**Exercise aim:**
Output all of the records exactly as written.

**Records for the exercise:**
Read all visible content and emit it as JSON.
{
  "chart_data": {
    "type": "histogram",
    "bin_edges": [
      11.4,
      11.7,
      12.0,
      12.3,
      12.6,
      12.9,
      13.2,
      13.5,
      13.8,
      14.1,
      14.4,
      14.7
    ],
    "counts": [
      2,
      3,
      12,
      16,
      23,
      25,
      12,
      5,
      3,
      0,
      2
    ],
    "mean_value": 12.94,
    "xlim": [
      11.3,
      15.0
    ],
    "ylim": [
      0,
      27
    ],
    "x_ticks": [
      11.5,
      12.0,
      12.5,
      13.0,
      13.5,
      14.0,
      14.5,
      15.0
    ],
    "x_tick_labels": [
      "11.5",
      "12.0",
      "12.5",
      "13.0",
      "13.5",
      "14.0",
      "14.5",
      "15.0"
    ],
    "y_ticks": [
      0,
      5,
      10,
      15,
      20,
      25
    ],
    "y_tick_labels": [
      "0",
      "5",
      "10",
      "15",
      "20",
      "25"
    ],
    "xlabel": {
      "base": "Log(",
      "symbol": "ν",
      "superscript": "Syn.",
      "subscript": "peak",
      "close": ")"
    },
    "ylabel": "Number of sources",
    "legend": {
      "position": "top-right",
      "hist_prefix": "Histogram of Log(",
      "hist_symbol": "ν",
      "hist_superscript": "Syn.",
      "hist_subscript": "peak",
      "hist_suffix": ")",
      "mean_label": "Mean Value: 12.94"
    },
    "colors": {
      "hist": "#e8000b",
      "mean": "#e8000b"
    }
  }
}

**Complete output:**
Read all visible content and emit it as JSON.
{
  "chart_data": {
    "type": "histogram",
    "bin_edges": [
      11.4,
      11.7,
      12.0,
      12.3,
      12.6,
      12.9,
      13.2,
      13.5,
      13.8,
      14.1,
      14.4,
      14.7
    ],
    "counts": [
      2,
      3,
      12,
      16,
      23,
      25,
      12,
      5,
      3,
      0,
      2
    ],
    "mean_value": 12.94,
    "xlim": [
      11.3,
      15.0
    ],
    "ylim": [
      0,
      27
    ],
    "x_ticks": [
      11.5,
      12.0,
      12.5,
      13.0,
      13.5,
      14.0,
      14.5,
      15.0
    ],
    "x_tick_labels": [
      "11.5",
      "12.0",
      "12.5",
      "13.0",
      "13.5",
      "14.0",
      "14.5",
      "15.0"
    ],
    "y_ticks": [
      0,
      5,
      10,
      15,
      20,
      25
    ],
    "y_tick_labels": [
      "0",
      "5",
      "10",
      "15",
      "20",
      "25"
    ],
    "xlabel": {
      "base": "Log(",
      "symbol": "ν",
      "superscript": "Syn.",
      "subscript": "peak",
      "close": ")"
    },
    "ylabel": "Number of sources",
    "legend": {
      "position": "top-right",
      "hist_prefix": "Histogram of Log(",
      "hist_symbol": "ν",
      "hist_superscript": "Syn.",
      "hist_subscript": "peak",
      "hist_suffix": ")",
      "mean_label": "Mean Value: 12.94"
    },
    "colors": {
      "hist": "#e8000b",
      "mean": "#e8000b"
    }
  }
}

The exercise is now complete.